## Data for this task
☆ ☆ ☆ ☆ ☆ ☆ ☆

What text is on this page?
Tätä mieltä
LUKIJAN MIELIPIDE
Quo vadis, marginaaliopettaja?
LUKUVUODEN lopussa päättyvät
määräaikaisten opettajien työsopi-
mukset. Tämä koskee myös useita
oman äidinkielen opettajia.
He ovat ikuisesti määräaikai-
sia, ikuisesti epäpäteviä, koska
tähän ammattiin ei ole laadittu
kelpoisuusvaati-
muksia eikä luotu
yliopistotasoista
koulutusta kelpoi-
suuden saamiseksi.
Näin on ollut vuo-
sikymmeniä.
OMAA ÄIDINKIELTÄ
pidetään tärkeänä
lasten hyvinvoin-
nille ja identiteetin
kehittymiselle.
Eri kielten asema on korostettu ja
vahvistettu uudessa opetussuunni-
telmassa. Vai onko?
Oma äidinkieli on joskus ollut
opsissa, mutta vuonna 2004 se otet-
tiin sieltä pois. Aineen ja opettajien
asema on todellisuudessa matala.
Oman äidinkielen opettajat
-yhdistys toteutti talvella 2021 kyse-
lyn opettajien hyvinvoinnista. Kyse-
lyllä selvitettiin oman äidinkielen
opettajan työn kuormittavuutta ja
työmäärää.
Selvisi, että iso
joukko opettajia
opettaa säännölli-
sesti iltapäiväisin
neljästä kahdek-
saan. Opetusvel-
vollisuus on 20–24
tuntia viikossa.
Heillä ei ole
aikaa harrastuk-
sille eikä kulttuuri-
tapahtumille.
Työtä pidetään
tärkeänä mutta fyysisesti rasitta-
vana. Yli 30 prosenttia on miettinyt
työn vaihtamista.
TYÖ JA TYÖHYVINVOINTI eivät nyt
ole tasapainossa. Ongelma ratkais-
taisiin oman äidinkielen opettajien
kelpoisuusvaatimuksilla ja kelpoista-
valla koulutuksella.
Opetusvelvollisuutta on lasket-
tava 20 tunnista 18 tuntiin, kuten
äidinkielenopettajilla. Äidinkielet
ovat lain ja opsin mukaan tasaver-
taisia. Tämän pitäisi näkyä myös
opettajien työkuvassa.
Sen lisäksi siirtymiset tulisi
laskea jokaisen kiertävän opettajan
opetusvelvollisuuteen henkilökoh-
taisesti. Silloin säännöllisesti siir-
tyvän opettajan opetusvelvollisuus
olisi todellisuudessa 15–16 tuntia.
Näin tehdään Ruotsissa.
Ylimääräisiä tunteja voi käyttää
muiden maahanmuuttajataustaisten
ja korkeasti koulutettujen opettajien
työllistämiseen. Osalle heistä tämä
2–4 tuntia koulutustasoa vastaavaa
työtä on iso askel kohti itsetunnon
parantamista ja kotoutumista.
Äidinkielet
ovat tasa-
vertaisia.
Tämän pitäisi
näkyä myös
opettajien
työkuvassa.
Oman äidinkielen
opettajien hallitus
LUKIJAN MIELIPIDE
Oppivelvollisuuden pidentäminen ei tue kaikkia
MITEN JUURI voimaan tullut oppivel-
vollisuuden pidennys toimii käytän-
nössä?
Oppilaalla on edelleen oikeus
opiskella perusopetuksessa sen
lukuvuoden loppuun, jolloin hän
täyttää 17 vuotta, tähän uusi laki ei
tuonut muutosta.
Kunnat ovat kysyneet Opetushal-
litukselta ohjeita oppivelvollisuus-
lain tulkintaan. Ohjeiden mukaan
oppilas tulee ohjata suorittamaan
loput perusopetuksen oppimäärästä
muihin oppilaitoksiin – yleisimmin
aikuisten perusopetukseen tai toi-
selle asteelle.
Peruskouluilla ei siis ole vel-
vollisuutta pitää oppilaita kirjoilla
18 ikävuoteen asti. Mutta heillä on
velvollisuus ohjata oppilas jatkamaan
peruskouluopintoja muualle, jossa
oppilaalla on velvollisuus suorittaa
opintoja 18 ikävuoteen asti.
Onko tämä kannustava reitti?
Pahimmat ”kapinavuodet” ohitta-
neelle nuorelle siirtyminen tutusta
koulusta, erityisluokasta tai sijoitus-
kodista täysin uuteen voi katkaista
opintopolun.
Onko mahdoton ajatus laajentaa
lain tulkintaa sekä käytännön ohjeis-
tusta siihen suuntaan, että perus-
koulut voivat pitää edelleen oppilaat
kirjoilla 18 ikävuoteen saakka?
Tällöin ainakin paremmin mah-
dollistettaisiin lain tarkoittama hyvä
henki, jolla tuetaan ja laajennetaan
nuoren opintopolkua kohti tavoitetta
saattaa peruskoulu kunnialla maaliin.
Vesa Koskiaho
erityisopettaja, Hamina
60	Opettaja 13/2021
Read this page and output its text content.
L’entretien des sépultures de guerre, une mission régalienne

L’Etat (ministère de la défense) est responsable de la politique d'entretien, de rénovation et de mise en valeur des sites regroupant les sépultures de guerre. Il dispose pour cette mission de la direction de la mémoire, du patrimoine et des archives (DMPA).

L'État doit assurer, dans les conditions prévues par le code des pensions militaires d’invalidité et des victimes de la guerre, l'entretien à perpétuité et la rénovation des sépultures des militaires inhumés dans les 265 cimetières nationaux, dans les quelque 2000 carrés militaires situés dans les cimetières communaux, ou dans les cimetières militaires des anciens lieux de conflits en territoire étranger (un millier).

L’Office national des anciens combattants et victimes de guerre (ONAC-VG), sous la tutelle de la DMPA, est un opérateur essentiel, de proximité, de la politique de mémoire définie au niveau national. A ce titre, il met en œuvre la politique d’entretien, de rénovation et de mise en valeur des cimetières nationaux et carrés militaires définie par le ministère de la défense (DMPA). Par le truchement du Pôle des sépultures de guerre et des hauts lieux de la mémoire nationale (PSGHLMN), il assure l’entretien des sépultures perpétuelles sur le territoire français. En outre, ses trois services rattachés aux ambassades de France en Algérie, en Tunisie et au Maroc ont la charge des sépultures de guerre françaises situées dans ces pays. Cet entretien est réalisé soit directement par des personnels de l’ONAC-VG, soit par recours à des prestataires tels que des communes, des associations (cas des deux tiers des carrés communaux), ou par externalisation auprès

☆ ☆ ☆ ☆ ☆ ☆ ☆

## Exercise prompt
Repeat the whole listing exactly, keeping every line intact.

## Answer in full
What text is on this page?
Tätä mieltä
LUKIJAN MIELIPIDE
Quo vadis, marginaaliopettaja?
LUKUVUODEN lopussa päättyvät
määräaikaisten opettajien työsopi-
mukset. Tämä koskee myös useita
oman äidinkielen opettajia.
He ovat ikuisesti määräaikai-
sia, ikuisesti epäpäteviä, koska
tähän ammattiin ei ole laadittu
kelpoisuusvaati-
muksia eikä luotu
yliopistotasoista
koulutusta kelpoi-
suuden saamiseksi.
Näin on ollut vuo-
sikymmeniä.
OMAA ÄIDINKIELTÄ
pidetään tärkeänä
lasten hyvinvoin-
nille ja identiteetin
kehittymiselle.
Eri kielten asema on korostettu ja
vahvistettu uudessa opetussuunni-
telmassa. Vai onko?
Oma äidinkieli on joskus ollut
opsissa, mutta vuonna 2004 se otet-
tiin sieltä pois. Aineen ja opettajien
asema on todellisuudessa matala.
Oman äidinkielen opettajat
-yhdistys toteutti talvella 2021 kyse-
lyn opettajien hyvinvoinnista. Kyse-
lyllä selvitettiin oman äidinkielen
opettajan työn kuormittavuutta ja
työmäärää.
Selvisi, että iso
joukko opettajia
opettaa säännölli-
sesti iltapäiväisin
neljästä kahdek-
saan. Opetusvel-
vollisuus on 20–24
tuntia viikossa.
Heillä ei ole
aikaa harrastuk-
sille eikä kulttuuri-
tapahtumille.
Työtä pidetään
tärkeänä mutta fyysisesti rasitta-
vana. Yli 30 prosenttia on miettinyt
työn vaihtamista.
TYÖ JA TYÖHYVINVOINTI eivät nyt
ole tasapainossa. Ongelma ratkais-
taisiin oman äidinkielen opettajien
kelpoisuusvaatimuksilla ja kelpoista-
valla koulutuksella.
Opetusvelvollisuutta on lasket-
tava 20 tunnista 18 tuntiin, kuten
äidinkielenopettajilla. Äidinkielet
ovat lain ja opsin mukaan tasaver-
taisia. Tämän pitäisi näkyä myös
opettajien työkuvassa.
Sen lisäksi siirtymiset tulisi
laskea jokaisen kiertävän opettajan
opetusvelvollisuuteen henkilökoh-
taisesti. Silloin säännöllisesti siir-
tyvän opettajan opetusvelvollisuus
olisi todellisuudessa 15–16 tuntia.
Näin tehdään Ruotsissa.
Ylimääräisiä tunteja voi käyttää
muiden maahanmuuttajataustaisten
ja korkeasti koulutettujen opettajien
työllistämiseen. Osalle heistä tämä
2–4 tuntia koulutustasoa vastaavaa
työtä on iso askel kohti itsetunnon
parantamista ja kotoutumista.
Äidinkielet
ovat tasa-
vertaisia.
Tämän pitäisi
näkyä myös
opettajien
työkuvassa.
Oman äidinkielen
opettajien hallitus
LUKIJAN MIELIPIDE
Oppivelvollisuuden pidentäminen ei tue kaikkia
MITEN JUURI voimaan tullut oppivel-
vollisuuden pidennys toimii käytän-
nössä?
Oppilaalla on edelleen oikeus
opiskella perusopetuksessa sen
lukuvuoden loppuun, jolloin hän
täyttää 17 vuotta, tähän uusi laki ei
tuonut muutosta.
Kunnat ovat kysyneet Opetushal-
litukselta ohjeita oppivelvollisuus-
lain tulkintaan. Ohjeiden mukaan
oppilas tulee ohjata suorittamaan
loput perusopetuksen oppimäärästä
muihin oppilaitoksiin – yleisimmin
aikuisten perusopetukseen tai toi-
selle asteelle.
Peruskouluilla ei siis ole vel-
vollisuutta pitää oppilaita kirjoilla
18 ikävuoteen asti. Mutta heillä on
velvollisuus ohjata oppilas jatkamaan
peruskouluopintoja muualle, jossa
oppilaalla on velvollisuus suorittaa
opintoja 18 ikävuoteen asti.
Onko tämä kannustava reitti?
Pahimmat ”kapinavuodet” ohitta-
neelle nuorelle siirtyminen tutusta
koulusta, erityisluokasta tai sijoitus-
kodista täysin uuteen voi katkaista
opintopolun.
Onko mahdoton ajatus laajentaa
lain tulkintaa sekä käytännön ohjeis-
tusta siihen suuntaan, että perus-
koulut voivat pitää edelleen oppilaat
kirjoilla 18 ikävuoteen saakka?
Tällöin ainakin paremmin mah-
dollistettaisiin lain tarkoittama hyvä
henki, jolla tuetaan ja laajennetaan
nuoren opintopolkua kohti tavoitetta
saattaa peruskoulu kunnialla maaliin.
Vesa Koskiaho
erityisopettaja, Hamina
60	Opettaja 13/2021
Read this page and output its text content.
L’entretien des sépultures de guerre, une mission régalienne

L’Etat (ministère de la défense) est responsable de la politique d'entretien, de rénovation et de mise en valeur des sites regroupant les sépultures de guerre. Il dispose pour cette mission de la direction de la mémoire, du patrimoine et des archives (DMPA).

L'État doit assurer, dans les conditions prévues par le code des pensions militaires d’invalidité et des victimes de la guerre, l'entretien à perpétuité et la rénovation des sépultures des militaires inhumés dans les 265 cimetières nationaux, dans les quelque 2000 carrés militaires situés dans les cimetières communaux, ou dans les cimetières militaires des anciens lieux de conflits en territoire étranger (un millier).

L’Office national des anciens combattants et victimes de guerre (ONAC-VG), sous la tutelle de la DMPA, est un opérateur essentiel, de proximité, de la politique de mémoire définie au niveau national. A ce titre, il met en œuvre la politique d’entretien, de rénovation et de mise en valeur des cimetières nationaux et carrés militaires définie par le ministère de la défense (DMPA). Par le truchement du Pôle des sépultures de guerre et des hauts lieux de la mémoire nationale (PSGHLMN), il assure l’entretien des sépultures perpétuelles sur le territoire français. En outre, ses trois services rattachés aux ambassades de France en Algérie, en Tunisie et au Maroc ont la charge des sépultures de guerre françaises situées dans ces pays. Cet entretien est réalisé soit directement par des personnels de l’ONAC-VG, soit par recours à des prestataires tels que des communes, des associations (cas des deux tiers des carrés communaux), ou par externalisation auprès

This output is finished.